▶ **TEXTO EXTRAÍDO**:

[dropcap]L[/dropcap]a labor de compra y venta de títulos en el mercado de valores recae sobre los brókers o traders. Son centinelas que vigilan las condiciones del mercado y toman decisiones en base a sus observaciones. Gracias a ellos, los mercados de capitales disfrutan de los beneficios de la férrea competencia.
Aunque existe la posibilidad de que trabajen de manera independiente, los traders, como se les llama localmente, trabajan para un puesto de bolsa.
Esas decisiones de compra y venta se basan en los perfiles de cada inversionista, evitando caer en la sugestión a favor del corredor de valores o de la empresa para la que trabaja.
“Puedes hacer propuestas de instrumentos que caigan en el perfil de ese cliente, pero la decisión de proceder o no está en el cliente, de hecho, no debes sugestionarlo para que tome una u otra”, explica Melissa Pérez, agente autorizada.
“Es muy importante que sea una información que se brinda al cliente, no que esté influenciada por uno”, puntualiza.
La intervención del corredor se limita a brindar la información objetiva para sus clientes, y darle la asesoría oportuna.
“Lo que uno debe darle es una información objetiva de cada instrumento que uno le oferta de acuerdo a su perfil, y que ya el cliente, en base a las informaciones que se les muestran pues entonces elija la que prefiera, pero no incentivando a tomar una u otra”, añade.
Las funciones del trader pueden variar de acuerdo al tipo de cliente con el que trabajen, ya sean profesionales o personales. Los bancos, asociaciones de ahorros y préstamos, fondos de pensiones forman parte de los profesionales.

▶ **INFORMACIÓN**:
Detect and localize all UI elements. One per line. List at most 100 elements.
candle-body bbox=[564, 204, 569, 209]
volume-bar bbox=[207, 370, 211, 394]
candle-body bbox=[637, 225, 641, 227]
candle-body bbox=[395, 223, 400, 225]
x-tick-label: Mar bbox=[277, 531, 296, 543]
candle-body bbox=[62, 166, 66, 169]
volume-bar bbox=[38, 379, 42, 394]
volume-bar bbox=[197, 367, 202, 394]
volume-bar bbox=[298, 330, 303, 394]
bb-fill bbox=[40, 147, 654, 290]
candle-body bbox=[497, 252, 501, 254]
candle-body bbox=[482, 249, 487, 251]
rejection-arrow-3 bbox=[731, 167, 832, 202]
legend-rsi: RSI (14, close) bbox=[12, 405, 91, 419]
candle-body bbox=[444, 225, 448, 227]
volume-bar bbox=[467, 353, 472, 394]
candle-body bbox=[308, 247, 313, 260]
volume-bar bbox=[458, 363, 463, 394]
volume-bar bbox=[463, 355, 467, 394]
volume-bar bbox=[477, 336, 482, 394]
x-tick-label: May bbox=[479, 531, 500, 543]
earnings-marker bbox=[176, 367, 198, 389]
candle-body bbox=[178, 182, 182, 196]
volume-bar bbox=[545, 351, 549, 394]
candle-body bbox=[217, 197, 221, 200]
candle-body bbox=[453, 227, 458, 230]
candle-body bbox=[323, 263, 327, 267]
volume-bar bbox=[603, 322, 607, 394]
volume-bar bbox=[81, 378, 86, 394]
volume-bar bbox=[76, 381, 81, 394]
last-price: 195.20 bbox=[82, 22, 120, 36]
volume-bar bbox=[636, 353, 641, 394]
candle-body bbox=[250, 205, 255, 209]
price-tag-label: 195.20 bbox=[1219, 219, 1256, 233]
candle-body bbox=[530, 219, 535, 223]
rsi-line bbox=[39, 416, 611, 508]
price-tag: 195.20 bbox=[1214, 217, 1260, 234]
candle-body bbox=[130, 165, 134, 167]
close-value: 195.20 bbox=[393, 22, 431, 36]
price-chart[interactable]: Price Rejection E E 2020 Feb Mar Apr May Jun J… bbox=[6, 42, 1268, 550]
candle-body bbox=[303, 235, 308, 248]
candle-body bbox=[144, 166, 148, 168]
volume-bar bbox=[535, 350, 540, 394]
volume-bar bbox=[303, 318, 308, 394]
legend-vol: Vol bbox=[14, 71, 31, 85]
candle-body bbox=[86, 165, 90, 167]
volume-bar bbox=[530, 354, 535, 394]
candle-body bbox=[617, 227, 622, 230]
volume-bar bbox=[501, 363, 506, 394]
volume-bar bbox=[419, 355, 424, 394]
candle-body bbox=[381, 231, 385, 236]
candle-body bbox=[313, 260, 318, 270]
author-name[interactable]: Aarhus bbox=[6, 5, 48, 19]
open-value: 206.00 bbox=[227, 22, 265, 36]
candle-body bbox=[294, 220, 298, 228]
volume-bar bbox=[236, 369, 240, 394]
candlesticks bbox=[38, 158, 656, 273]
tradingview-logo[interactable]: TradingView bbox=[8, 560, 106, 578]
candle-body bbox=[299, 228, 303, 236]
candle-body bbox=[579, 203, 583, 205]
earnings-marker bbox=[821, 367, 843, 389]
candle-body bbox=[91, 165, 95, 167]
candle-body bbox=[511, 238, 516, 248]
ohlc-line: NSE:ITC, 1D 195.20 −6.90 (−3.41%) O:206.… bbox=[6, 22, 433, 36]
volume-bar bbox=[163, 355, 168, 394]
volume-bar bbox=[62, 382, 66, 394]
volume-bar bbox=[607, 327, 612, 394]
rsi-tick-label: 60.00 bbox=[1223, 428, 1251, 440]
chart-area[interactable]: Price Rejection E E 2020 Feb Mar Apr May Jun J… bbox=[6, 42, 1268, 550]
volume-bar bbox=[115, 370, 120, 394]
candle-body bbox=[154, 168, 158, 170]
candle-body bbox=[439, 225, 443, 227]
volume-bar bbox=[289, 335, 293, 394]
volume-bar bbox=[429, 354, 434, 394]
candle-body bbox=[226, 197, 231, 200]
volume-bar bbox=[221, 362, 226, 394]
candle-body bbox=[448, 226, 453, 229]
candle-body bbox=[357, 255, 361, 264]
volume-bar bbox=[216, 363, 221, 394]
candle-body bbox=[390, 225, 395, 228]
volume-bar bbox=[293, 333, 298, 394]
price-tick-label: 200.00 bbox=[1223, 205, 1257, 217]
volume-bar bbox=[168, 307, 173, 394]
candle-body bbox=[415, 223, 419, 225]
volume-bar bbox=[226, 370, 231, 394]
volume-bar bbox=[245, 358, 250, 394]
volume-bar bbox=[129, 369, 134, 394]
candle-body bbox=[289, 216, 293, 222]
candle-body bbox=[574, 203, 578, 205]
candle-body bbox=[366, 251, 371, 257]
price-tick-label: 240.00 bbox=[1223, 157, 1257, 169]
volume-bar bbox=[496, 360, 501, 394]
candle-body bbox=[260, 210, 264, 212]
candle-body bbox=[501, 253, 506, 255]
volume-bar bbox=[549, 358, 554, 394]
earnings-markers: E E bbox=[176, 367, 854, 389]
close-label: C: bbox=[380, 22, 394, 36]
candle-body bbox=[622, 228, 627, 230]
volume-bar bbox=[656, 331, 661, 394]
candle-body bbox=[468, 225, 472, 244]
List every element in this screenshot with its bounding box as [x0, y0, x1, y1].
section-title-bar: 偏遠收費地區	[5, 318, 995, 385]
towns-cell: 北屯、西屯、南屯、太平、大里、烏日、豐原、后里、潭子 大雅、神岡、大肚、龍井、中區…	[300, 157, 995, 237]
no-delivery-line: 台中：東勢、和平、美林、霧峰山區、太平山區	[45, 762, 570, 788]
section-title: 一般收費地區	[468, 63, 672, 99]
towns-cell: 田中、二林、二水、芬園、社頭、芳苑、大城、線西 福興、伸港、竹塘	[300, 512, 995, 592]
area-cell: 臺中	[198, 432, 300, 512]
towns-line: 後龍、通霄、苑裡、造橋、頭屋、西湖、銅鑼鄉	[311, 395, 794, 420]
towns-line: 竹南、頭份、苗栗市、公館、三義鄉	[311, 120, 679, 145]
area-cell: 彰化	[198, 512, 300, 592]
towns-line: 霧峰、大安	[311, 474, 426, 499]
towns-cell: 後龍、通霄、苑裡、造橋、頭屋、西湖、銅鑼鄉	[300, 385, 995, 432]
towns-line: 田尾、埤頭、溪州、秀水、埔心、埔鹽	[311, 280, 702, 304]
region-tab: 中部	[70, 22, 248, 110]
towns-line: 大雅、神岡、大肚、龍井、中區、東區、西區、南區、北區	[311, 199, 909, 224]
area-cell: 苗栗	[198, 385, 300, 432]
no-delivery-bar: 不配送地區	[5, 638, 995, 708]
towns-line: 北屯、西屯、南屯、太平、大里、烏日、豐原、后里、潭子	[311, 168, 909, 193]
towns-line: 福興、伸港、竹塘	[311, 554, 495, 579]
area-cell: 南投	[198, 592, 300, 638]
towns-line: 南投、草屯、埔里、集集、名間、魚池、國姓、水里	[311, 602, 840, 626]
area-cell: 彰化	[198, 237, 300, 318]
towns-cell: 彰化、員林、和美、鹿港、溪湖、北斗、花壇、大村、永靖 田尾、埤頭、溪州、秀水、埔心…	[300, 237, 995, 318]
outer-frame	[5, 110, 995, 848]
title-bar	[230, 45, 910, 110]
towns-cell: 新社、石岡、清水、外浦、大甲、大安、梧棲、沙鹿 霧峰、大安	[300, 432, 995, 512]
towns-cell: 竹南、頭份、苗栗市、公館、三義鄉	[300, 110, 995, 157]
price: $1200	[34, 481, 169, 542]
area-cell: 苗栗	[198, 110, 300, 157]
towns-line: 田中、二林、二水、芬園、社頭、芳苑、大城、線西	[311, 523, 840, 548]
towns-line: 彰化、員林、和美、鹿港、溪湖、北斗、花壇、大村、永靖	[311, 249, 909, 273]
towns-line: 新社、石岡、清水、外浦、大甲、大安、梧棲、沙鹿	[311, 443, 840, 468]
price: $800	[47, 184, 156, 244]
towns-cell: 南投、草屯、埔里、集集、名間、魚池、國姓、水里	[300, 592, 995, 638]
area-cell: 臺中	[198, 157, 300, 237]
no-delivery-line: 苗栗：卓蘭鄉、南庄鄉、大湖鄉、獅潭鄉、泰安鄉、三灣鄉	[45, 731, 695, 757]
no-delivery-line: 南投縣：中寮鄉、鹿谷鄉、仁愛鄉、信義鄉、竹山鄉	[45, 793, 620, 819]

▶ **TAREA PROPUESTA**: Reproduce sin cambios el fragmento del texto sobre los corredores de valores que va desde "Esas decisiones de" hasta "Pérez, agente autorizada.". Para resolver, basta con la información del texto sobre los corredores de valores.

▶ **RESPUESTA PROPUESTA**:
Esas decisiones de compra y venta se basan en los perfiles de cada inversionista, evitando caer en la sugestión a favor del corredor de valores o de la empresa para la que trabaja.
“Puedes hacer propuestas de instrumentos que caigan en el perfil de ese cliente, pero la decisión de proceder o no está en el cliente, de hecho, no debes sugestionarlo para que tome una u otra”, explica Melissa Pérez, agente autorizada.